■ Collected data entries
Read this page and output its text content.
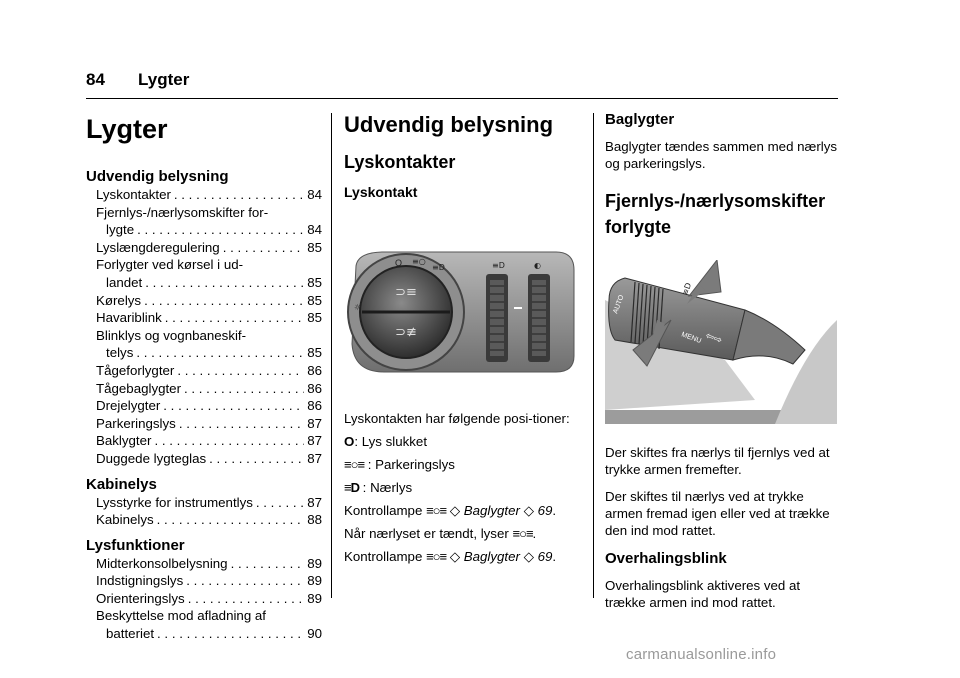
84 Lygter
Lygter
Udvendig belysning
Lyskontakter . . .	84
Fjernlys-/nærlysomskifter for-
lygte . . .	84
Lyslængderegulering . . .	85
Forlygter ved kørsel i ud-
landet . . .	85
Kørelys . . .	85
Havariblink . . .	85
Blinklys og vognbaneskif-
telys . . .	85
Tågeforlygter . . .	86
Tågebaglygter . . .	86
Drejelygter . . .	86
Parkeringslys . . .	87
Baklygter . . .	87
Duggede lygteglas . . .	87
Kabinelys
Lysstyrke for instrumentlys . . .	87
Kabinelys . . .	88
Lysfunktioner
Midterkonsolbelysning . . .	89
Indstigningslys . . .	89
Orienteringslys . . .	89
Beskyttelse mod afladning af
batteriet . . .	90
Udvendig belysning
Lyskontakter
Lyskontakt
⊃≡
⊃≢
O ≡○
≡D
☼
≡D	◐

Lyskontakten har følgende posi-tioner:

O: Lys slukket

≡○≡ : Parkeringslys

≡D : Nærlys

Kontrollampe ≡○≡ ◇ Baglygter ◇ 69.

Når nærlyset er tændt, lyser ≡○≡.

Kontrollampe ≡○≡ ◇ Baglygter ◇ 69.

Baglygter

Baglygter tændes sammen med nærlys og parkeringslys.

Fjernlys-/nærlysomskifter
forlygte
AUTO
MENU ⇦⇨
≡D

Der skiftes fra nærlys til fjernlys ved at trykke armen fremefter.

Der skiftes til nærlys ved at trykke armen fremad igen eller ved at trække den ind mod rattet.

Overhalingsblink

Overhalingsblink aktiveres ved at trække armen ind mod rattet.

carmanualsonline.info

■ Problem to solve
All of the entries above should be duplicated exactly, except for the pictures.

■ Exercise output
Read this page and output its text content.
84 Lygter
Lygter
Udvendig belysning
Lyskontakter . . .	84
Fjernlys-/nærlysomskifter for-
lygte . . .	84
Lyslængderegulering . . .	85
Forlygter ved kørsel i ud-
landet . . .	85
Kørelys . . .	85
Havariblink . . .	85
Blinklys og vognbaneskif-
telys . . .	85
Tågeforlygter . . .	86
Tågebaglygter . . .	86
Drejelygter . . .	86
Parkeringslys . . .	87
Baklygter . . .	87
Duggede lygteglas . . .	87
Kabinelys
Lysstyrke for instrumentlys . . .	87
Kabinelys . . .	88
Lysfunktioner
Midterkonsolbelysning . . .	89
Indstigningslys . . .	89
Orienteringslys . . .	89
Beskyttelse mod afladning af
batteriet . . .	90
Udvendig belysning
Lyskontakter
Lyskontakt
⊃≡
⊃≢
O ≡○
≡D
☼
≡D	◐

Lyskontakten har følgende posi-tioner:

O: Lys slukket

≡○≡ : Parkeringslys

≡D : Nærlys

Kontrollampe ≡○≡ ◇ Baglygter ◇ 69.

Når nærlyset er tændt, lyser ≡○≡.

Kontrollampe ≡○≡ ◇ Baglygter ◇ 69.

Baglygter

Baglygter tændes sammen med nærlys og parkeringslys.

Fjernlys-/nærlysomskifter
forlygte
AUTO
MENU ⇦⇨
≡D

Der skiftes fra nærlys til fjernlys ved at trykke armen fremefter.

Der skiftes til nærlys ved at trykke armen fremad igen eller ved at trække den ind mod rattet.

Overhalingsblink

Overhalingsblink aktiveres ved at trække armen ind mod rattet.

carmanualsonline.info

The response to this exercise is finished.